Dataset records:
══════════

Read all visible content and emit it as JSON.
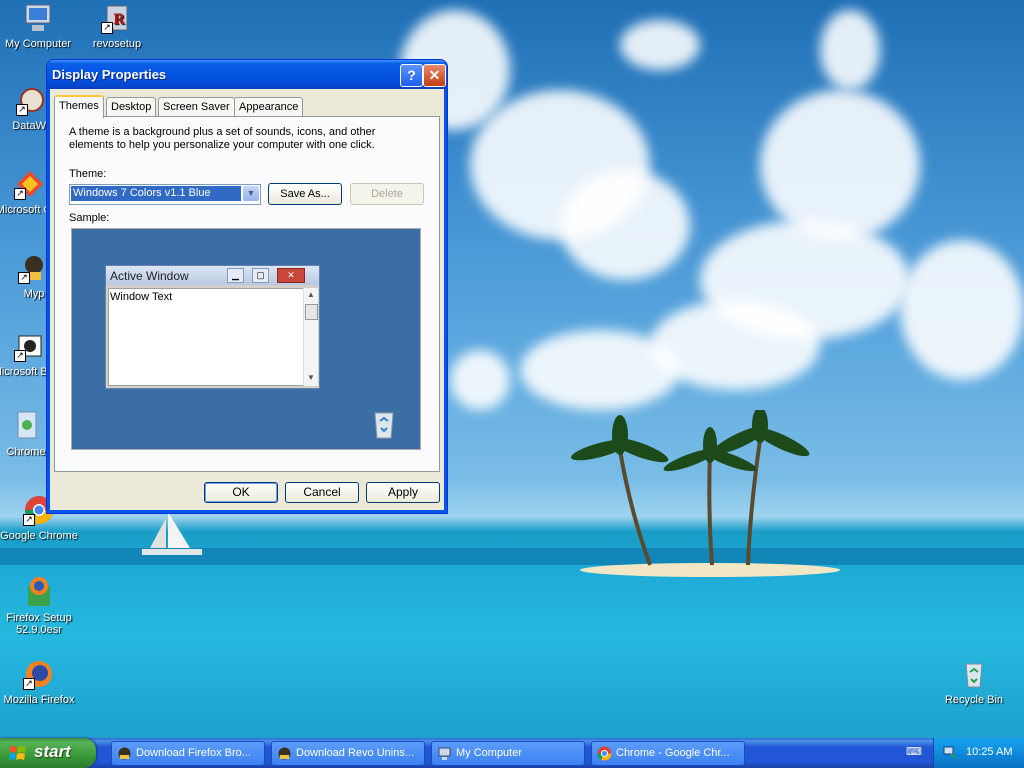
{
  "desktop": {
    "icons": [
      {
        "label": "My Computer"
      },
      {
        "label": "revosetup"
      },
      {
        "label": "DataWa"
      },
      {
        "label": "Microsoft C++"
      },
      {
        "label": "Myp"
      },
      {
        "label": "Microsoft Basic"
      },
      {
        "label": "Chrome"
      },
      {
        "label": "Google Chrome"
      },
      {
        "label": "Firefox Setup 52.9.0esr"
      },
      {
        "label": "Mozilla Firefox"
      },
      {
        "label": "Recycle Bin"
      }
    ]
  },
  "dialog": {
    "title": "Display Properties",
    "help_glyph": "?",
    "close_glyph": "✕",
    "tabs": [
      {
        "label": "Themes",
        "active": true
      },
      {
        "label": "Desktop"
      },
      {
        "label": "Screen Saver"
      },
      {
        "label": "Appearance"
      }
    ],
    "description": "A theme is a background plus a set of sounds, icons, and other elements to help you personalize your computer with one click.",
    "theme_label": "Theme:",
    "theme_value": "Windows 7 Colors v1.1 Blue",
    "save_as_label": "Save As...",
    "delete_label": "Delete",
    "sample_label": "Sample:",
    "sample": {
      "window_title": "Active Window",
      "window_text": "Window Text"
    },
    "ok_label": "OK",
    "cancel_label": "Cancel",
    "apply_label": "Apply"
  },
  "taskbar": {
    "start_label": "start",
    "items": [
      {
        "label": "Download Firefox Bro..."
      },
      {
        "label": "Download Revo Unins..."
      },
      {
        "label": "My Computer"
      },
      {
        "label": "Chrome - Google Chr..."
      }
    ],
    "clock": "10:25 AM"
  }
}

══════════

Work required:
Your task is an exact transcription of all the data, minus the pictures.

Solution:
Read all visible content and emit it as JSON.
{
  "desktop": {
    "icons": [
      {
        "label": "My Computer"
      },
      {
        "label": "revosetup"
      },
      {
        "label": "DataWa"
      },
      {
        "label": "Microsoft C++"
      },
      {
        "label": "Myp"
      },
      {
        "label": "Microsoft Basic"
      },
      {
        "label": "Chrome"
      },
      {
        "label": "Google Chrome"
      },
      {
        "label": "Firefox Setup 52.9.0esr"
      },
      {
        "label": "Mozilla Firefox"
      },
      {
        "label": "Recycle Bin"
      }
    ]
  },
  "dialog": {
    "title": "Display Properties",
    "help_glyph": "?",
    "close_glyph": "✕",
    "tabs": [
      {
        "label": "Themes",
        "active": true
      },
      {
        "label": "Desktop"
      },
      {
        "label": "Screen Saver"
      },
      {
        "label": "Appearance"
      }
    ],
    "description": "A theme is a background plus a set of sounds, icons, and other elements to help you personalize your computer with one click.",
    "theme_label": "Theme:",
    "theme_value": "Windows 7 Colors v1.1 Blue",
    "save_as_label": "Save As...",
    "delete_label": "Delete",
    "sample_label": "Sample:",
    "sample": {
      "window_title": "Active Window",
      "window_text": "Window Text"
    },
    "ok_label": "OK",
    "cancel_label": "Cancel",
    "apply_label": "Apply"
  },
  "taskbar": {
    "start_label": "start",
    "items": [
      {
        "label": "Download Firefox Bro..."
      },
      {
        "label": "Download Revo Unins..."
      },
      {
        "label": "My Computer"
      },
      {
        "label": "Chrome - Google Chr..."
      }
    ],
    "clock": "10:25 AM"
  }
}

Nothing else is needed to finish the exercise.